"""

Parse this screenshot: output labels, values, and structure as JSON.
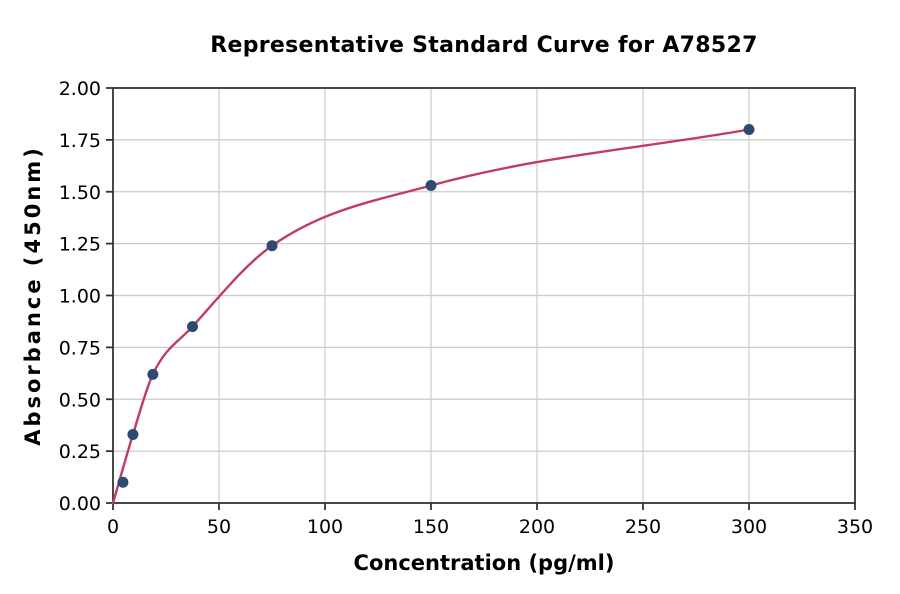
{
  "chart_data": {
    "type": "scatter",
    "title": "Representative Standard Curve for A78527",
    "xlabel": "Concentration (pg/ml)",
    "ylabel": "Absorbance (450nm)",
    "xlim": [
      0,
      350
    ],
    "ylim": [
      0.0,
      2.0
    ],
    "x_tick_labels": [
      "0",
      "50",
      "100",
      "150",
      "200",
      "250",
      "300",
      "350"
    ],
    "y_tick_labels": [
      "0.00",
      "0.25",
      "0.50",
      "0.75",
      "1.00",
      "1.25",
      "1.50",
      "1.75",
      "2.00"
    ],
    "grid": true,
    "legend_position": "none",
    "colors": {
      "marker": "#2E4A6F",
      "fit_line": "#C13B63",
      "grid_line": "#CCCCCC",
      "spine": "#333333",
      "background": "#FFFFFF"
    },
    "series": [
      {
        "name": "standard-points",
        "type": "scatter",
        "points": [
          {
            "x": 4.7,
            "y": 0.1
          },
          {
            "x": 9.4,
            "y": 0.33
          },
          {
            "x": 18.8,
            "y": 0.62
          },
          {
            "x": 37.5,
            "y": 0.85
          },
          {
            "x": 75,
            "y": 1.24
          },
          {
            "x": 150,
            "y": 1.53
          },
          {
            "x": 300,
            "y": 1.8
          }
        ]
      },
      {
        "name": "4pl-fit-curve",
        "type": "line",
        "start_at_origin": true,
        "anchor_points_from_index": 1
      }
    ]
  }
}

"""

Task instructions>
Do not include the images; transcribe the rest of the listing exactly.

Written response>
Parse this screenshot: output labels, values, and structure as JSON.
{
  "chart_data": {
    "type": "scatter",
    "title": "Representative Standard Curve for A78527",
    "xlabel": "Concentration (pg/ml)",
    "ylabel": "Absorbance (450nm)",
    "xlim": [
      0,
      350
    ],
    "ylim": [
      0.0,
      2.0
    ],
    "x_tick_labels": [
      "0",
      "50",
      "100",
      "150",
      "200",
      "250",
      "300",
      "350"
    ],
    "y_tick_labels": [
      "0.00",
      "0.25",
      "0.50",
      "0.75",
      "1.00",
      "1.25",
      "1.50",
      "1.75",
      "2.00"
    ],
    "grid": true,
    "legend_position": "none",
    "colors": {
      "marker": "#2E4A6F",
      "fit_line": "#C13B63",
      "grid_line": "#CCCCCC",
      "spine": "#333333",
      "background": "#FFFFFF"
    },
    "series": [
      {
        "name": "standard-points",
        "type": "scatter",
        "points": [
          {
            "x": 4.7,
            "y": 0.1
          },
          {
            "x": 9.4,
            "y": 0.33
          },
          {
            "x": 18.8,
            "y": 0.62
          },
          {
            "x": 37.5,
            "y": 0.85
          },
          {
            "x": 75,
            "y": 1.24
          },
          {
            "x": 150,
            "y": 1.53
          },
          {
            "x": 300,
            "y": 1.8
          }
        ]
      },
      {
        "name": "4pl-fit-curve",
        "type": "line",
        "start_at_origin": true,
        "anchor_points_from_index": 1
      }
    ]
  }
}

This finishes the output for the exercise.